[Start of Attachment]
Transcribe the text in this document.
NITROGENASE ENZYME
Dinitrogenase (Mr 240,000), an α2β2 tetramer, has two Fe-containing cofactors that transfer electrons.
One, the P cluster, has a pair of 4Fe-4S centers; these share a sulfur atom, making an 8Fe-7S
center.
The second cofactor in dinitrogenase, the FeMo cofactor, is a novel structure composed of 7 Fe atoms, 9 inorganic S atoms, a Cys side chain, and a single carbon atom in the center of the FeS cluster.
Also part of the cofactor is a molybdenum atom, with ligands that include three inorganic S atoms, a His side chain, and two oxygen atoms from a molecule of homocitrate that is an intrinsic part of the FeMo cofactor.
[End of Attachment]
# Aim of the task
Write out the whole listing again, exactly as it stands.

# Response area
Transcribe the text in this document.
NITROGENASE ENZYME
Dinitrogenase (Mr 240,000), an α2β2 tetramer, has two Fe-containing cofactors that transfer electrons.
One, the P cluster, has a pair of 4Fe-4S centers; these share a sulfur atom, making an 8Fe-7S
center.
The second cofactor in dinitrogenase, the FeMo cofactor, is a novel structure composed of 7 Fe atoms, 9 inorganic S atoms, a Cys side chain, and a single carbon atom in the center of the FeS cluster.
Also part of the cofactor is a molybdenum atom, with ligands that include three inorganic S atoms, a His side chain, and two oxygen atoms from a molecule of homocitrate that is an intrinsic part of the FeMo cofactor.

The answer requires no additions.